**What you have to do**
From the data that follows, report how many lines hold the string "JSON", giving only the number.
---
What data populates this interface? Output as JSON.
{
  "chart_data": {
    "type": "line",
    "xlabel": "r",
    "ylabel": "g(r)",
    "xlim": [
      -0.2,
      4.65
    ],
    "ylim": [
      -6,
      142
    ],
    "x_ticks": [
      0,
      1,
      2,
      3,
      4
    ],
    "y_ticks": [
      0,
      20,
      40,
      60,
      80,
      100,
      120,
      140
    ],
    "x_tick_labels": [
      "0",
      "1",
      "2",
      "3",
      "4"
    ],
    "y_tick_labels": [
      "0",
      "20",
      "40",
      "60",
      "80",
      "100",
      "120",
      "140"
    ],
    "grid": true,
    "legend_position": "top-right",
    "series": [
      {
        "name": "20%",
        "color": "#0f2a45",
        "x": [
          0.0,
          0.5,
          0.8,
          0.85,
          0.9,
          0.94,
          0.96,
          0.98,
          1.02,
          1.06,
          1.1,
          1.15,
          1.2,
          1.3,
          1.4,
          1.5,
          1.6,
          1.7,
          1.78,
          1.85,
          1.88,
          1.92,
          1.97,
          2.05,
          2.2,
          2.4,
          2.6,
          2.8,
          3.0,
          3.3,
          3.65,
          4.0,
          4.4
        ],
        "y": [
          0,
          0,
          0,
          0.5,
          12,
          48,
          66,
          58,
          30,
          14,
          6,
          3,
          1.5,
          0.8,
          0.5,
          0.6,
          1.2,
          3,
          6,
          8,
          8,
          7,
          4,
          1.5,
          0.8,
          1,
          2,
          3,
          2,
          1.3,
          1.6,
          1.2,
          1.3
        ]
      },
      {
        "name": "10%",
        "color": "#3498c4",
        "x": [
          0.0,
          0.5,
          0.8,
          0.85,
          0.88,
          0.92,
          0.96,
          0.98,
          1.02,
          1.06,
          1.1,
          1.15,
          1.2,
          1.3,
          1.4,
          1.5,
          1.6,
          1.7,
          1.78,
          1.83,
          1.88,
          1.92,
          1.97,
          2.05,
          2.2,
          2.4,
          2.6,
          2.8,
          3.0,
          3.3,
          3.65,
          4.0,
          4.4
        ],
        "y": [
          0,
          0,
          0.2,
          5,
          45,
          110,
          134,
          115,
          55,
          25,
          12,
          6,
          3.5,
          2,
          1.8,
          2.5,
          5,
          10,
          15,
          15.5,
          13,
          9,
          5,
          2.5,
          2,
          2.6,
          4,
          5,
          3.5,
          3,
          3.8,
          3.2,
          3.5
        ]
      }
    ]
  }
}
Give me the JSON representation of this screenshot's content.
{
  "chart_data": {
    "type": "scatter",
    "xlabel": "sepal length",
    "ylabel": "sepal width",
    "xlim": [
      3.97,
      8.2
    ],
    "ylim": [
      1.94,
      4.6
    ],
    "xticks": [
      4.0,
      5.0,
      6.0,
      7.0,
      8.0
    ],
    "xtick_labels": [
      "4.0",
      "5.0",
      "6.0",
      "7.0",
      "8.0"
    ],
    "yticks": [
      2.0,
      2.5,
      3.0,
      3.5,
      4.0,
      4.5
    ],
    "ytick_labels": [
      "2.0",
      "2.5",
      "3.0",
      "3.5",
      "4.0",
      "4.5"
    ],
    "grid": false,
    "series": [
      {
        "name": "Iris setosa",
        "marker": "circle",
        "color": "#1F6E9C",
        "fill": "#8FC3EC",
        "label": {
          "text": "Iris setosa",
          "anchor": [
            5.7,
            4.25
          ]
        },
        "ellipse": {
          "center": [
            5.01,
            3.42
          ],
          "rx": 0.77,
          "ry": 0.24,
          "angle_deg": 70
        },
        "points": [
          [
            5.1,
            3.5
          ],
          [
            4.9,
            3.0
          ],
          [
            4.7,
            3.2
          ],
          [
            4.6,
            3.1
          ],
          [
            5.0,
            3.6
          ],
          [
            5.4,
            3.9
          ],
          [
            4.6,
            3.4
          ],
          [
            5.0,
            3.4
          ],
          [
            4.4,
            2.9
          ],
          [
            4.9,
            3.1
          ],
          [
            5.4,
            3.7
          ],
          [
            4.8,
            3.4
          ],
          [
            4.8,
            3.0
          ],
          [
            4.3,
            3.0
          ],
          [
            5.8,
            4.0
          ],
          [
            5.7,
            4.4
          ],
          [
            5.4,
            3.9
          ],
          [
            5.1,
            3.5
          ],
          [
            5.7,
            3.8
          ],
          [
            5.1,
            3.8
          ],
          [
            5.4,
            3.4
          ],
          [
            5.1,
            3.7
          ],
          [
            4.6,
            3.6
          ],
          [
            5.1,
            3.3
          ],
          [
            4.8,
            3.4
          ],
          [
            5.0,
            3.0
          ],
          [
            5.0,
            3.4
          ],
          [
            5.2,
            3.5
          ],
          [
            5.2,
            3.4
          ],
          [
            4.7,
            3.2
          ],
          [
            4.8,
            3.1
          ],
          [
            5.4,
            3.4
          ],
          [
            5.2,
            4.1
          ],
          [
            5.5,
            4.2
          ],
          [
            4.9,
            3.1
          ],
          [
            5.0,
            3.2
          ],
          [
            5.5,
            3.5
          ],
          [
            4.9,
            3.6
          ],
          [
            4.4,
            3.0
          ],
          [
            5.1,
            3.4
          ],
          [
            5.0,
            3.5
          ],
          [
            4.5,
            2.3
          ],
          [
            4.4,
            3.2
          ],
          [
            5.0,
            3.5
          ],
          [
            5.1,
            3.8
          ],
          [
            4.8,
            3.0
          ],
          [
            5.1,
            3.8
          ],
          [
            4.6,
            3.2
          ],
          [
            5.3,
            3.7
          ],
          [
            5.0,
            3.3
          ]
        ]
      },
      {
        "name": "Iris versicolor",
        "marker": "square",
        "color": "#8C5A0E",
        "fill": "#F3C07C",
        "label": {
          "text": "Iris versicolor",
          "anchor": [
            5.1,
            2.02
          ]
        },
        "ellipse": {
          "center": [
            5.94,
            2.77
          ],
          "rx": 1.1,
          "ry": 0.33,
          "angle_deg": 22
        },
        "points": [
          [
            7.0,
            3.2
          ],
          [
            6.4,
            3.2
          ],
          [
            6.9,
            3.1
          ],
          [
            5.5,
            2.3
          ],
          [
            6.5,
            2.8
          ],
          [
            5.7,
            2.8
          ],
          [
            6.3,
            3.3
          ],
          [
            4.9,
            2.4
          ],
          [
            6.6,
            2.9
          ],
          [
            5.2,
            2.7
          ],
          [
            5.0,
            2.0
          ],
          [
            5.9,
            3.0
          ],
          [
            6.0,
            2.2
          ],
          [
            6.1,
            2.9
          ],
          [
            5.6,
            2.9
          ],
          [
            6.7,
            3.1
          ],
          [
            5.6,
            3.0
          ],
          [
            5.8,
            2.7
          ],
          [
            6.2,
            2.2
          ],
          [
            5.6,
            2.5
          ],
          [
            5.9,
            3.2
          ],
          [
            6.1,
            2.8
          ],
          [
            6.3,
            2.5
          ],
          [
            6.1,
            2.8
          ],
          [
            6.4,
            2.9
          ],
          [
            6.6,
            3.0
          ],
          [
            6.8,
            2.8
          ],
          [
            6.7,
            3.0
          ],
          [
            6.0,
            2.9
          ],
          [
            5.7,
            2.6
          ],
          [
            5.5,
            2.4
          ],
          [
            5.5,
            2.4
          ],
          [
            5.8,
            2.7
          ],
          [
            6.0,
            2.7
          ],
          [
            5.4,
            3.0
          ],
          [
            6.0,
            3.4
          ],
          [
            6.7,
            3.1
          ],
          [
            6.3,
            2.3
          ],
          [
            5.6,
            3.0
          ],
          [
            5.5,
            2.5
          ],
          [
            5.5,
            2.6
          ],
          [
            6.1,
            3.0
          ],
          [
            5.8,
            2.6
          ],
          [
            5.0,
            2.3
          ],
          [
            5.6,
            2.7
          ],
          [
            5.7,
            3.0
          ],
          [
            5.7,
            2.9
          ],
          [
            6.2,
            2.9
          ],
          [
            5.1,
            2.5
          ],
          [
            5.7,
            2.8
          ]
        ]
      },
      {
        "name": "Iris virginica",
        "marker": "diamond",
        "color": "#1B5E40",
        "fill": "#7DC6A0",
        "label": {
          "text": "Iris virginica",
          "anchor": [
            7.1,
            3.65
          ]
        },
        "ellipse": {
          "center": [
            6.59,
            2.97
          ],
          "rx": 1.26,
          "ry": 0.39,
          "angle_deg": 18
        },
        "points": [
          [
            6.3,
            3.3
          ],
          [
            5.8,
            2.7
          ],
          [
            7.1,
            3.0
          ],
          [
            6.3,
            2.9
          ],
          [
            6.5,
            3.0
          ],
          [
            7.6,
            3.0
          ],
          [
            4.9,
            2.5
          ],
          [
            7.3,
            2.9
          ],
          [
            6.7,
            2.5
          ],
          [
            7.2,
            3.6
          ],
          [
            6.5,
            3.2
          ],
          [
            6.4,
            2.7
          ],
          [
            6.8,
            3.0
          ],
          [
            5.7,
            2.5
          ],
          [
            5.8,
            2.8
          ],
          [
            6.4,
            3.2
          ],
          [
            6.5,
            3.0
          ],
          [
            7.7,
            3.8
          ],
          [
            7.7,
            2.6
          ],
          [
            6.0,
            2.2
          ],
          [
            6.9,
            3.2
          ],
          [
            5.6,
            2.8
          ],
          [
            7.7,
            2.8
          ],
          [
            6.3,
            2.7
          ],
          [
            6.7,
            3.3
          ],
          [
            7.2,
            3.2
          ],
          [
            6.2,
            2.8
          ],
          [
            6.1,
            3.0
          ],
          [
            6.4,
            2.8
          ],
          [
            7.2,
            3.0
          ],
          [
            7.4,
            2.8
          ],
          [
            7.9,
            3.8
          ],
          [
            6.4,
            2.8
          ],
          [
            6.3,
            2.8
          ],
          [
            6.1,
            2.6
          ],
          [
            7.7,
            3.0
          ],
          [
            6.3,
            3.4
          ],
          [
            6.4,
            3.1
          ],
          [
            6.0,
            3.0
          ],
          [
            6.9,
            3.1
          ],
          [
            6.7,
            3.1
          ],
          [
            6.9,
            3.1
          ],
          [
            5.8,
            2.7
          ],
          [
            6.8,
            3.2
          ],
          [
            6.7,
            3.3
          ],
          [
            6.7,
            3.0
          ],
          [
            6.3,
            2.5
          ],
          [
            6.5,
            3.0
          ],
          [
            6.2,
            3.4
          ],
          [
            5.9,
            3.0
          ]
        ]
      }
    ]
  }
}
---
**Final result**
2